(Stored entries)
++++++++++

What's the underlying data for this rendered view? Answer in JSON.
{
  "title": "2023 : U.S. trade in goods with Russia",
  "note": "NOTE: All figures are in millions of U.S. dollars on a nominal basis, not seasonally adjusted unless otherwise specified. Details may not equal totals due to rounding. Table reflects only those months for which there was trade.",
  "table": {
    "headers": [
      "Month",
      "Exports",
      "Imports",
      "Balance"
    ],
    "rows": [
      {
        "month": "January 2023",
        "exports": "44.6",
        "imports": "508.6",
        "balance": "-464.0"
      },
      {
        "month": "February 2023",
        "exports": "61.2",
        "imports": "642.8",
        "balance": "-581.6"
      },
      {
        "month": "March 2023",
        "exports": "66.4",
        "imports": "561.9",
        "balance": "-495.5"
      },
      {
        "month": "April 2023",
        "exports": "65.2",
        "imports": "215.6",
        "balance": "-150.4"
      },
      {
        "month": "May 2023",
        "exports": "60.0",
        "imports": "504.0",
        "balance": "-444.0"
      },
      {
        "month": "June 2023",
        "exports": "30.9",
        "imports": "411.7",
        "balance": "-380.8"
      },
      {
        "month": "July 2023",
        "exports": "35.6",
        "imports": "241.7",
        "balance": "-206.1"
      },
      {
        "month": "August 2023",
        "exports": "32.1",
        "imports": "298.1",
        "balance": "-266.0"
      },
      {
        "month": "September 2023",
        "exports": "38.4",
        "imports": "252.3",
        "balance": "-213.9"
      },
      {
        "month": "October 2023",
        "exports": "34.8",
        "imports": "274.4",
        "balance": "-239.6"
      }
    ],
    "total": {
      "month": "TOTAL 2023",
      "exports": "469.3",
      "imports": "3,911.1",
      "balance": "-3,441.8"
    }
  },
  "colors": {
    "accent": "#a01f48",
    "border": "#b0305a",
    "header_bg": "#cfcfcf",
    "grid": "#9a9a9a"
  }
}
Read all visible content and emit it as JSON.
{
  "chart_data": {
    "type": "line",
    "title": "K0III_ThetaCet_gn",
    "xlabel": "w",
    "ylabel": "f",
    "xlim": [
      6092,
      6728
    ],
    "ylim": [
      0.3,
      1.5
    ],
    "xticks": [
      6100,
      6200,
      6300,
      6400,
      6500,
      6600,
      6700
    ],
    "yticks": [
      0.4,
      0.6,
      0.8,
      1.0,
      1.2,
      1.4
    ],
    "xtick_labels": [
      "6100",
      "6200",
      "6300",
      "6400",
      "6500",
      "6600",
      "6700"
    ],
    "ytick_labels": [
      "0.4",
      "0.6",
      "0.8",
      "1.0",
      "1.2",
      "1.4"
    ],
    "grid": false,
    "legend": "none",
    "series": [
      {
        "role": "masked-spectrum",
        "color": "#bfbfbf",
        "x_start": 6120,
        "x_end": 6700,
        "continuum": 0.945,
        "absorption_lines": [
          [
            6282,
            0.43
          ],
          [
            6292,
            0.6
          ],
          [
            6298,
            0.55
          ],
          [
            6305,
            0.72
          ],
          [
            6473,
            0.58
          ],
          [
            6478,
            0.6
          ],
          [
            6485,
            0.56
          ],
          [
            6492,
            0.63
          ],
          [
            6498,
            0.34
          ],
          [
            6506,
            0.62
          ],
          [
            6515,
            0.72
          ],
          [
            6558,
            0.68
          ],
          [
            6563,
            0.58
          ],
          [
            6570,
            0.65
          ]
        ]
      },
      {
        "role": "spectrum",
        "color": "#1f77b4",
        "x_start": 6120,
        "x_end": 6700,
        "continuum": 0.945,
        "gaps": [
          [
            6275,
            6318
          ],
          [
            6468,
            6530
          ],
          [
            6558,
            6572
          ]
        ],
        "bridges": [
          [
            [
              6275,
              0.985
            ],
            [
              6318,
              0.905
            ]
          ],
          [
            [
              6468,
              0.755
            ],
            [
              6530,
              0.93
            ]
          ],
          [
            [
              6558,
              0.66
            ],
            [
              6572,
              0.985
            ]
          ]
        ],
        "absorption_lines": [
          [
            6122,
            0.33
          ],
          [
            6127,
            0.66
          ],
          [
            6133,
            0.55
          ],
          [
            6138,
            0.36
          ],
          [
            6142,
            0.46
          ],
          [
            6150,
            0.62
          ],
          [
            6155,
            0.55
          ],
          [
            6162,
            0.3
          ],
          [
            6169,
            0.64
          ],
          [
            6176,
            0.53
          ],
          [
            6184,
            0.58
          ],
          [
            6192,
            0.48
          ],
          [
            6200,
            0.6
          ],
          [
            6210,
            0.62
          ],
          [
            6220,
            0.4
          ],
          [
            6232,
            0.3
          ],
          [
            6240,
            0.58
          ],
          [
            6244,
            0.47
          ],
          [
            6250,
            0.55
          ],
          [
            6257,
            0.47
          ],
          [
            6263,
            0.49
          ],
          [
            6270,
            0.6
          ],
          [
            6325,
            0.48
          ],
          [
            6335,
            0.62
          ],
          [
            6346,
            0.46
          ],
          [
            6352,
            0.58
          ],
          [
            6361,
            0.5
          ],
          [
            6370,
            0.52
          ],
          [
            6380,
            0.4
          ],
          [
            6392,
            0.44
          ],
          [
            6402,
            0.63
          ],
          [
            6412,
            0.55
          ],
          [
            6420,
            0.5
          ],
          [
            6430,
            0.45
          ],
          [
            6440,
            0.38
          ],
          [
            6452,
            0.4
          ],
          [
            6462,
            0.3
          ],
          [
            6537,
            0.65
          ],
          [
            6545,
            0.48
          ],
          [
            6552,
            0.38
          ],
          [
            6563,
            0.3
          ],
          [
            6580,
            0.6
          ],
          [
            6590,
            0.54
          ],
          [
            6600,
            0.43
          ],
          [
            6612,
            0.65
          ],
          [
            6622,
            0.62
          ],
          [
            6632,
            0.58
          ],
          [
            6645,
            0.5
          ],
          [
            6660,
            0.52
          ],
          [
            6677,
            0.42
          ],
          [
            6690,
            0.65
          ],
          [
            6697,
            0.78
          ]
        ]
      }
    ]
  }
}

++++++++++

» **Your instructions**
Please output the entire listing exactly as it stands.

» **Written solution**
What's the underlying data for this rendered view? Answer in JSON.
{
  "title": "2023 : U.S. trade in goods with Russia",
  "note": "NOTE: All figures are in millions of U.S. dollars on a nominal basis, not seasonally adjusted unless otherwise specified. Details may not equal totals due to rounding. Table reflects only those months for which there was trade.",
  "table": {
    "headers": [
      "Month",
      "Exports",
      "Imports",
      "Balance"
    ],
    "rows": [
      {
        "month": "January 2023",
        "exports": "44.6",
        "imports": "508.6",
        "balance": "-464.0"
      },
      {
        "month": "February 2023",
        "exports": "61.2",
        "imports": "642.8",
        "balance": "-581.6"
      },
      {
        "month": "March 2023",
        "exports": "66.4",
        "imports": "561.9",
        "balance": "-495.5"
      },
      {
        "month": "April 2023",
        "exports": "65.2",
        "imports": "215.6",
        "balance": "-150.4"
      },
      {
        "month": "May 2023",
        "exports": "60.0",
        "imports": "504.0",
        "balance": "-444.0"
      },
      {
        "month": "June 2023",
        "exports": "30.9",
        "imports": "411.7",
        "balance": "-380.8"
      },
      {
        "month": "July 2023",
        "exports": "35.6",
        "imports": "241.7",
        "balance": "-206.1"
      },
      {
        "month": "August 2023",
        "exports": "32.1",
        "imports": "298.1",
        "balance": "-266.0"
      },
      {
        "month": "September 2023",
        "exports": "38.4",
        "imports": "252.3",
        "balance": "-213.9"
      },
      {
        "month": "October 2023",
        "exports": "34.8",
        "imports": "274.4",
        "balance": "-239.6"
      }
    ],
    "total": {
      "month": "TOTAL 2023",
      "exports": "469.3",
      "imports": "3,911.1",
      "balance": "-3,441.8"
    }
  },
  "colors": {
    "accent": "#a01f48",
    "border": "#b0305a",
    "header_bg": "#cfcfcf",
    "grid": "#9a9a9a"
  }
}
Read all visible content and emit it as JSON.
{
  "chart_data": {
    "type": "line",
    "title": "K0III_ThetaCet_gn",
    "xlabel": "w",
    "ylabel": "f",
    "xlim": [
      6092,
      6728
    ],
    "ylim": [
      0.3,
      1.5
    ],
    "xticks": [
      6100,
      6200,
      6300,
      6400,
      6500,
      6600,
      6700
    ],
    "yticks": [
      0.4,
      0.6,
      0.8,
      1.0,
      1.2,
      1.4
    ],
    "xtick_labels": [
      "6100",
      "6200",
      "6300",
      "6400",
      "6500",
      "6600",
      "6700"
    ],
    "ytick_labels": [
      "0.4",
      "0.6",
      "0.8",
      "1.0",
      "1.2",
      "1.4"
    ],
    "grid": false,
    "legend": "none",
    "series": [
      {
        "role": "masked-spectrum",
        "color": "#bfbfbf",
        "x_start": 6120,
        "x_end": 6700,
        "continuum": 0.945,
        "absorption_lines": [
          [
            6282,
            0.43
          ],
          [
            6292,
            0.6
          ],
          [
            6298,
            0.55
          ],
          [
            6305,
            0.72
          ],
          [
            6473,
            0.58
          ],
          [
            6478,
            0.6
          ],
          [
            6485,
            0.56
          ],
          [
            6492,
            0.63
          ],
          [
            6498,
            0.34
          ],
          [
            6506,
            0.62
          ],
          [
            6515,
            0.72
          ],
          [
            6558,
            0.68
          ],
          [
            6563,
            0.58
          ],
          [
            6570,
            0.65
          ]
        ]
      },
      {
        "role": "spectrum",
        "color": "#1f77b4",
        "x_start": 6120,
        "x_end": 6700,
        "continuum": 0.945,
        "gaps": [
          [
            6275,
            6318
          ],
          [
            6468,
            6530
          ],
          [
            6558,
            6572
          ]
        ],
        "bridges": [
          [
            [
              6275,
              0.985
            ],
            [
              6318,
              0.905
            ]
          ],
          [
            [
              6468,
              0.755
            ],
            [
              6530,
              0.93
            ]
          ],
          [
            [
              6558,
              0.66
            ],
            [
              6572,
              0.985
            ]
          ]
        ],
        "absorption_lines": [
          [
            6122,
            0.33
          ],
          [
            6127,
            0.66
          ],
          [
            6133,
            0.55
          ],
          [
            6138,
            0.36
          ],
          [
            6142,
            0.46
          ],
          [
            6150,
            0.62
          ],
          [
            6155,
            0.55
          ],
          [
            6162,
            0.3
          ],
          [
            6169,
            0.64
          ],
          [
            6176,
            0.53
          ],
          [
            6184,
            0.58
          ],
          [
            6192,
            0.48
          ],
          [
            6200,
            0.6
          ],
          [
            6210,
            0.62
          ],
          [
            6220,
            0.4
          ],
          [
            6232,
            0.3
          ],
          [
            6240,
            0.58
          ],
          [
            6244,
            0.47
          ],
          [
            6250,
            0.55
          ],
          [
            6257,
            0.47
          ],
          [
            6263,
            0.49
          ],
          [
            6270,
            0.6
          ],
          [
            6325,
            0.48
          ],
          [
            6335,
            0.62
          ],
          [
            6346,
            0.46
          ],
          [
            6352,
            0.58
          ],
          [
            6361,
            0.5
          ],
          [
            6370,
            0.52
          ],
          [
            6380,
            0.4
          ],
          [
            6392,
            0.44
          ],
          [
            6402,
            0.63
          ],
          [
            6412,
            0.55
          ],
          [
            6420,
            0.5
          ],
          [
            6430,
            0.45
          ],
          [
            6440,
            0.38
          ],
          [
            6452,
            0.4
          ],
          [
            6462,
            0.3
          ],
          [
            6537,
            0.65
          ],
          [
            6545,
            0.48
          ],
          [
            6552,
            0.38
          ],
          [
            6563,
            0.3
          ],
          [
            6580,
            0.6
          ],
          [
            6590,
            0.54
          ],
          [
            6600,
            0.43
          ],
          [
            6612,
            0.65
          ],
          [
            6622,
            0.62
          ],
          [
            6632,
            0.58
          ],
          [
            6645,
            0.5
          ],
          [
            6660,
            0.52
          ],
          [
            6677,
            0.42
          ],
          [
            6690,
            0.65
          ],
          [
            6697,
            0.78
          ]
        ]
      }
    ]
  }
}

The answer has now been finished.